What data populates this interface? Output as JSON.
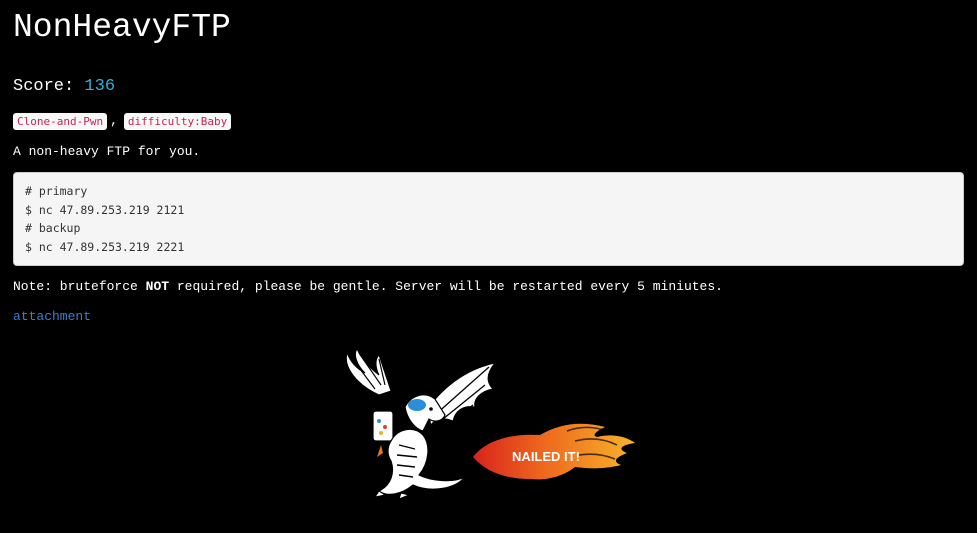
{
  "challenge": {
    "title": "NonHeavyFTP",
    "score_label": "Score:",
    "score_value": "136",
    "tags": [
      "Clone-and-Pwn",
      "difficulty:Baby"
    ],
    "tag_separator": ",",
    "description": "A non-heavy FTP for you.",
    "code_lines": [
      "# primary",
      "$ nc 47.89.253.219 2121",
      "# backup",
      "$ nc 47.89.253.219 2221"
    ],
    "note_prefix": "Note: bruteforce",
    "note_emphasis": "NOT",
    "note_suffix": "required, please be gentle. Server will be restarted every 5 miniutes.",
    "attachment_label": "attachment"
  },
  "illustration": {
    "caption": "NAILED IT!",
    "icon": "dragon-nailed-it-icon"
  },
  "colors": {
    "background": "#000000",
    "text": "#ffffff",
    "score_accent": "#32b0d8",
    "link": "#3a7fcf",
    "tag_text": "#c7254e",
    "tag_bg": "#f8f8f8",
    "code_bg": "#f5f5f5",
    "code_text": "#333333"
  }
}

──────

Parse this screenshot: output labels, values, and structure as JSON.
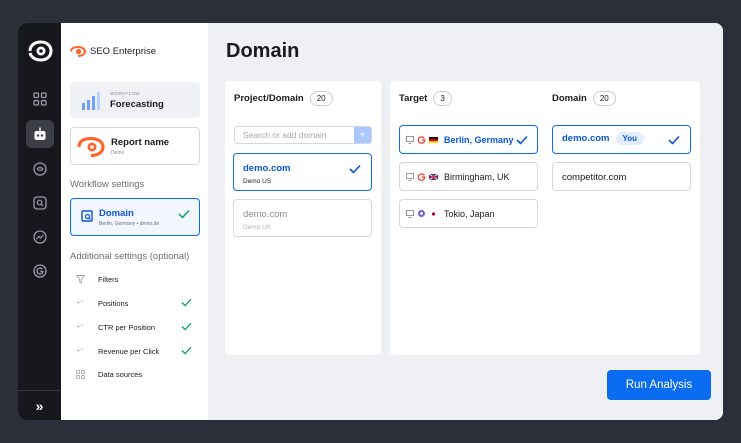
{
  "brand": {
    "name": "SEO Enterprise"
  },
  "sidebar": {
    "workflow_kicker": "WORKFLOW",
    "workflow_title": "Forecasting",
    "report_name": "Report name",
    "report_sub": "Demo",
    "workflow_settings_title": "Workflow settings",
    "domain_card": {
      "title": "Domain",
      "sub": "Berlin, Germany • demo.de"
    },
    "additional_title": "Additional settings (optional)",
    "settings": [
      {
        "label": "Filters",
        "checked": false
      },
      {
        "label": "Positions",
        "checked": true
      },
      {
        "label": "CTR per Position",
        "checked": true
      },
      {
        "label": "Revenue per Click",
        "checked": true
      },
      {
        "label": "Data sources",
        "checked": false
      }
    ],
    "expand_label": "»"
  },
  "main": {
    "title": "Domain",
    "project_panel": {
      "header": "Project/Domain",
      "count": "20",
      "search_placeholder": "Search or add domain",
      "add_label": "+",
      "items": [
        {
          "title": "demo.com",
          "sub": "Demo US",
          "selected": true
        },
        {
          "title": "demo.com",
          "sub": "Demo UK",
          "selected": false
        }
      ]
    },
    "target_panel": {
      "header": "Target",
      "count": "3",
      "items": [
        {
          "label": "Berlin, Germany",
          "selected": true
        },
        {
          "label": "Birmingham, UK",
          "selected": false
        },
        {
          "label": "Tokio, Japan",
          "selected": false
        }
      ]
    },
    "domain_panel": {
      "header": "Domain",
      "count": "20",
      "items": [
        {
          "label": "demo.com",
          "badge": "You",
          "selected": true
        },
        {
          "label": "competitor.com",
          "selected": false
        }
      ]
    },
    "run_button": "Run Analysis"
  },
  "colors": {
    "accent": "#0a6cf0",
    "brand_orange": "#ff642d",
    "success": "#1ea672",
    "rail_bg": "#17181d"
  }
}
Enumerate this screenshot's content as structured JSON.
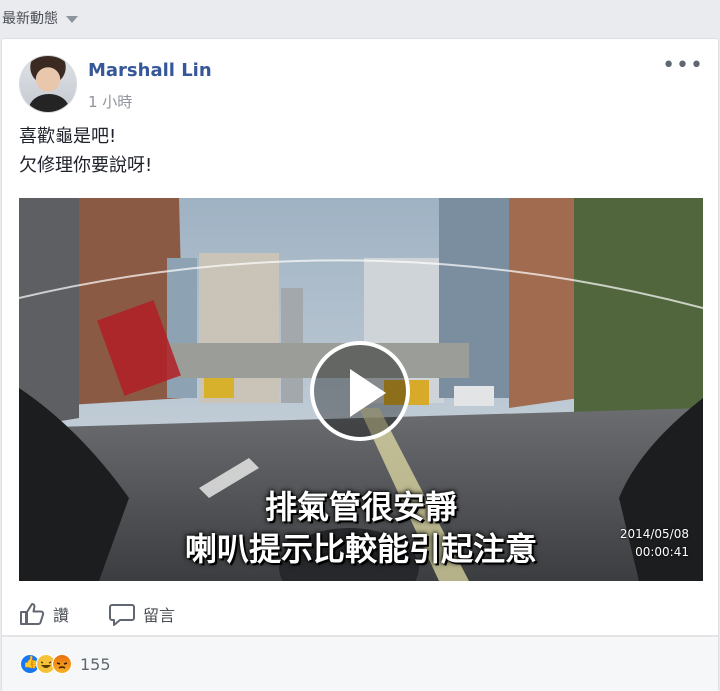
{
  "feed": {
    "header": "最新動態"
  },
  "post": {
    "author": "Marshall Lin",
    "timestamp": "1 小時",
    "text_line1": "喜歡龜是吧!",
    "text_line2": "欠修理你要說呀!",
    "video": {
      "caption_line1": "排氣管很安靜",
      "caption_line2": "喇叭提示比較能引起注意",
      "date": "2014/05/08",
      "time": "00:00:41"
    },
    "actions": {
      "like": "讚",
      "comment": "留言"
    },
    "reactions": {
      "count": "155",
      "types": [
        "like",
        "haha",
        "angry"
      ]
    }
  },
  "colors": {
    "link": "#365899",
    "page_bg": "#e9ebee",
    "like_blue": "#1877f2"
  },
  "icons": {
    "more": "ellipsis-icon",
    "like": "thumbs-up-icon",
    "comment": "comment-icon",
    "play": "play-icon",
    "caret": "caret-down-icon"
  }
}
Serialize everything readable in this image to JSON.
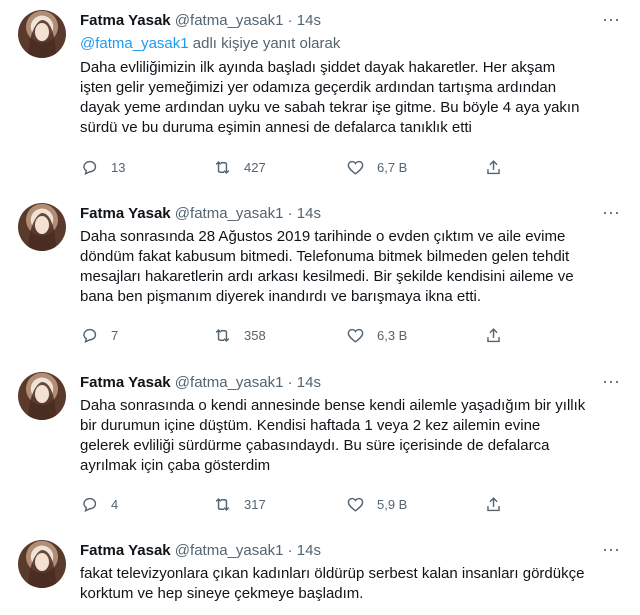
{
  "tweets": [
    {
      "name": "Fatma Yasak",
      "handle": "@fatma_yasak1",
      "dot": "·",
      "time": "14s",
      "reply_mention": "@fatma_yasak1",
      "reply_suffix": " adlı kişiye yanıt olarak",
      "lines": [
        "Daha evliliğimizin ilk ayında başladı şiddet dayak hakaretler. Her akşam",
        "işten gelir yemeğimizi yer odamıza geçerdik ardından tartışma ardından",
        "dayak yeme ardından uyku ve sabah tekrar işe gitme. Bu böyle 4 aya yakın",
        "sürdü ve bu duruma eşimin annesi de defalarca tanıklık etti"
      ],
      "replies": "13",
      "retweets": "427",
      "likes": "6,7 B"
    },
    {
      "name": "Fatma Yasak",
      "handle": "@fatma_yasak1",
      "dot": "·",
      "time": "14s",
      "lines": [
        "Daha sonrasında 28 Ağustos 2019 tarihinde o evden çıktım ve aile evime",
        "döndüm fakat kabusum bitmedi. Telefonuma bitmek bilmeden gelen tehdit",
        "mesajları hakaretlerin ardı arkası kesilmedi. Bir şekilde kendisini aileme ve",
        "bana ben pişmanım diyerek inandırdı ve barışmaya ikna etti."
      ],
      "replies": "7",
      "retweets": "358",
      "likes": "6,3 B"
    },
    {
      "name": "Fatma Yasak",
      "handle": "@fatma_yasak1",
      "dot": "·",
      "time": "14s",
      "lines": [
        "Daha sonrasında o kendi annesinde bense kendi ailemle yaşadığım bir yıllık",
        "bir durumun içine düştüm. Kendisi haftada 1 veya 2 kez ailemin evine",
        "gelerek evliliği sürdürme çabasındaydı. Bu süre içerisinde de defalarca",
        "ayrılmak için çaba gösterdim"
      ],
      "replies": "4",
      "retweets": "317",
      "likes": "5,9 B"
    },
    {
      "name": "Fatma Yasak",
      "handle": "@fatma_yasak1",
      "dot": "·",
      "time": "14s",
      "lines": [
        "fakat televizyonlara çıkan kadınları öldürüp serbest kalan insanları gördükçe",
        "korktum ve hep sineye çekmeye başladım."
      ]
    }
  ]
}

──────

Going through the lines above one by one, tally those with the word "Berlin" and give only the total.

FULL OUTPUT:
2